Given problem:
Take from the listing each line that has the string "Percentage".

Items from a figure collection:

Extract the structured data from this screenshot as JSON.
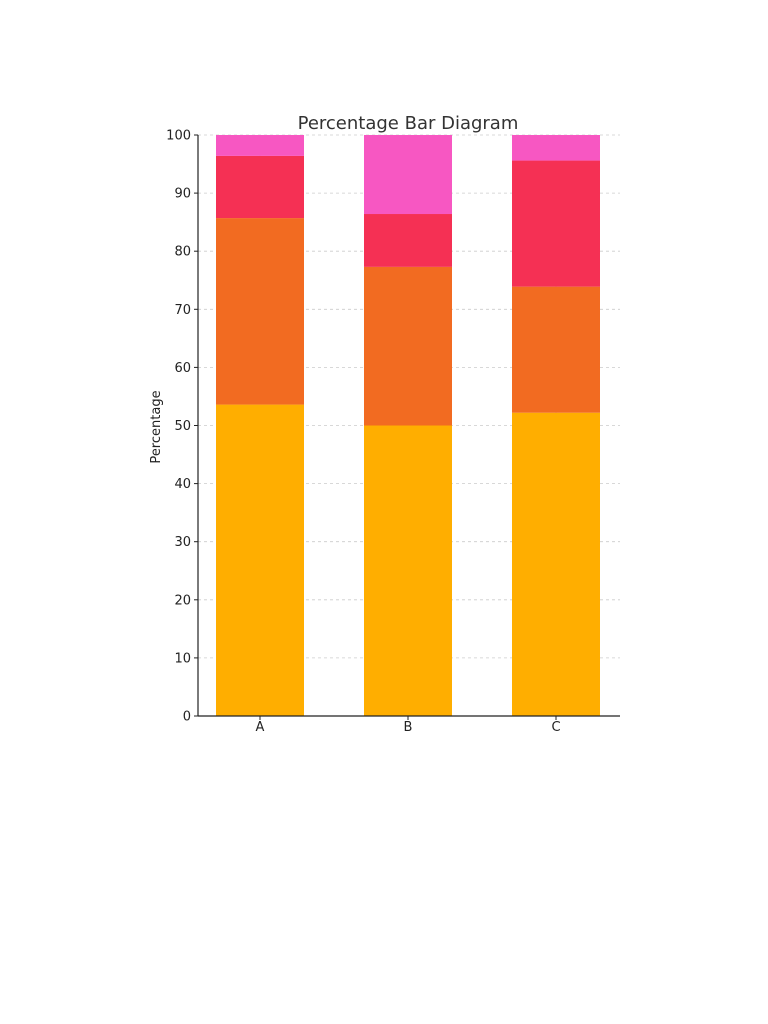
{
  "chart_data": {
    "type": "bar",
    "stacked": true,
    "title": "Percentage Bar Diagram",
    "xlabel": "",
    "ylabel": "Percentage",
    "categories": [
      "A",
      "B",
      "C"
    ],
    "ylim": [
      0,
      100
    ],
    "yticks": [
      "0",
      "10",
      "20",
      "30",
      "40",
      "50",
      "60",
      "70",
      "80",
      "90",
      "100"
    ],
    "grid": true,
    "series": [
      {
        "values": [
          53.6,
          50.0,
          52.2
        ],
        "color": "#FFAE00"
      },
      {
        "values": [
          32.1,
          27.3,
          21.7
        ],
        "color": "#F26B21"
      },
      {
        "values": [
          10.7,
          9.1,
          21.7
        ],
        "color": "#F53054"
      },
      {
        "values": [
          3.6,
          13.6,
          4.4
        ],
        "color": "#F757C2"
      }
    ]
  }
}
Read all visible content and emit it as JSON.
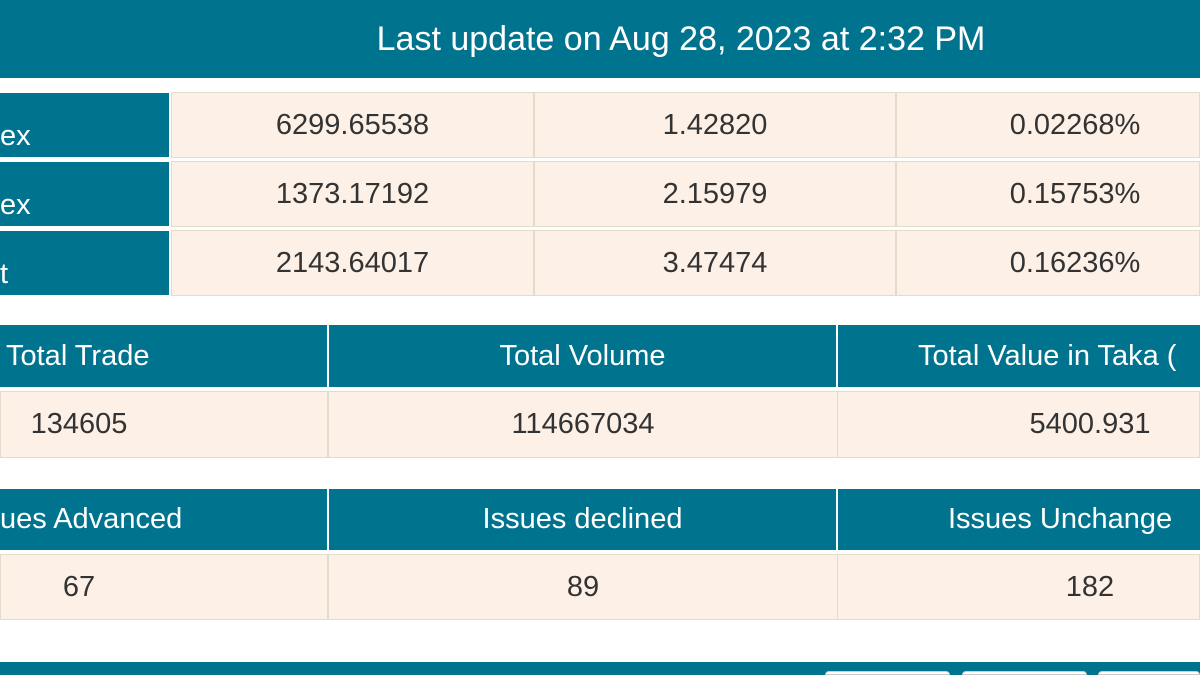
{
  "header": {
    "title": "Last update on Aug 28, 2023 at 2:32 PM"
  },
  "indices": [
    {
      "label": "ex",
      "value": "6299.65538",
      "change": "1.42820",
      "percent": "0.02268%"
    },
    {
      "label": "ex",
      "value": "1373.17192",
      "change": "2.15979",
      "percent": "0.15753%"
    },
    {
      "label": "t",
      "value": "2143.64017",
      "change": "3.47474",
      "percent": "0.16236%"
    }
  ],
  "trade": {
    "headers": [
      "Total Trade",
      "Total Volume",
      "Total Value in Taka ("
    ],
    "values": [
      "134605",
      "114667034",
      "5400.931"
    ]
  },
  "issues": {
    "headers": [
      "ues Advanced",
      "Issues declined",
      "Issues Unchange"
    ],
    "values": [
      "67",
      "89",
      "182"
    ]
  },
  "colors": {
    "primary": "#00748e",
    "cell_bg": "#fdf1e7"
  }
}
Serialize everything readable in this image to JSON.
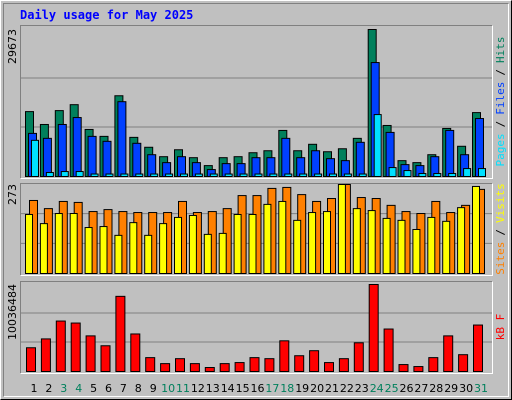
{
  "chart_data": [
    {
      "type": "bar",
      "title": "Daily usage for May 2025",
      "ylim": [
        0,
        29673
      ],
      "yticks": [
        29673
      ],
      "grid": true,
      "legend_separator": "/",
      "series": [
        {
          "name": "Hits",
          "color": "#00805c",
          "values": [
            13100,
            10500,
            13300,
            14500,
            9500,
            8100,
            16300,
            7900,
            5900,
            4000,
            5400,
            3800,
            2200,
            3800,
            4000,
            4800,
            5200,
            9300,
            5200,
            6500,
            5000,
            5600,
            7700,
            29673,
            10300,
            3200,
            2800,
            4400,
            9700,
            6100,
            12900
          ]
        },
        {
          "name": "Files",
          "color": "#0040ff",
          "values": [
            8700,
            7700,
            10500,
            11900,
            8100,
            7100,
            15100,
            6700,
            4400,
            2800,
            4000,
            2800,
            1400,
            2600,
            2600,
            3800,
            3800,
            7700,
            3800,
            5200,
            3600,
            3200,
            6900,
            23000,
            8900,
            2400,
            2200,
            4000,
            9300,
            4400,
            11700
          ]
        },
        {
          "name": "Pages",
          "color": "#00e0ff",
          "values": [
            7300,
            800,
            1000,
            1000,
            500,
            500,
            500,
            500,
            500,
            500,
            500,
            500,
            500,
            500,
            500,
            500,
            500,
            500,
            500,
            500,
            500,
            500,
            500,
            12500,
            1800,
            1200,
            600,
            600,
            600,
            1600,
            1600
          ]
        }
      ]
    },
    {
      "type": "bar",
      "ylim": [
        0,
        273
      ],
      "yticks": [
        273
      ],
      "grid": true,
      "legend_separator": "/",
      "series": [
        {
          "name": "Visits",
          "color": "#ffff00",
          "values": [
            181,
            153,
            184,
            184,
            141,
            144,
            117,
            156,
            117,
            153,
            172,
            178,
            120,
            123,
            181,
            181,
            212,
            221,
            163,
            187,
            190,
            273,
            199,
            193,
            169,
            163,
            135,
            172,
            160,
            202,
            267
          ]
        },
        {
          "name": "Sites",
          "color": "#ff8000",
          "values": [
            224,
            199,
            221,
            218,
            190,
            196,
            190,
            187,
            187,
            187,
            221,
            187,
            190,
            199,
            239,
            239,
            261,
            264,
            242,
            221,
            230,
            273,
            233,
            230,
            209,
            190,
            184,
            221,
            187,
            209,
            258
          ]
        }
      ]
    },
    {
      "type": "bar",
      "ylim": [
        0,
        10036484
      ],
      "yticks": [
        10036484
      ],
      "grid": true,
      "categories": [
        "1",
        "2",
        "3",
        "4",
        "5",
        "6",
        "7",
        "8",
        "9",
        "10",
        "11",
        "12",
        "13",
        "14",
        "15",
        "16",
        "17",
        "18",
        "19",
        "20",
        "21",
        "22",
        "23",
        "24",
        "25",
        "26",
        "27",
        "28",
        "29",
        "30",
        "31"
      ],
      "category_colors": [
        "#000000",
        "#000000",
        "#00805c",
        "#00805c",
        "#000000",
        "#000000",
        "#000000",
        "#000000",
        "#000000",
        "#00805c",
        "#00805c",
        "#000000",
        "#000000",
        "#000000",
        "#000000",
        "#000000",
        "#00805c",
        "#00805c",
        "#000000",
        "#000000",
        "#000000",
        "#000000",
        "#000000",
        "#00805c",
        "#00805c",
        "#000000",
        "#000000",
        "#000000",
        "#000000",
        "#000000",
        "#00805c"
      ],
      "series": [
        {
          "name": "kB F",
          "color": "#ff0000",
          "values": [
            2740000,
            3760000,
            5820000,
            5590000,
            4110000,
            2970000,
            8670000,
            4330000,
            1600000,
            910000,
            1480000,
            910000,
            460000,
            910000,
            1030000,
            1600000,
            1480000,
            3540000,
            1820000,
            2400000,
            1030000,
            1480000,
            3310000,
            10036484,
            4900000,
            800000,
            570000,
            1600000,
            4110000,
            1940000,
            5360000
          ]
        }
      ]
    }
  ]
}
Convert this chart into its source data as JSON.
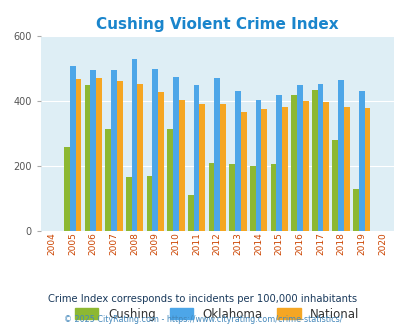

Exercise solution:
    "title": "Percentage Bar Diagram",
    "ylabel": "Percentage",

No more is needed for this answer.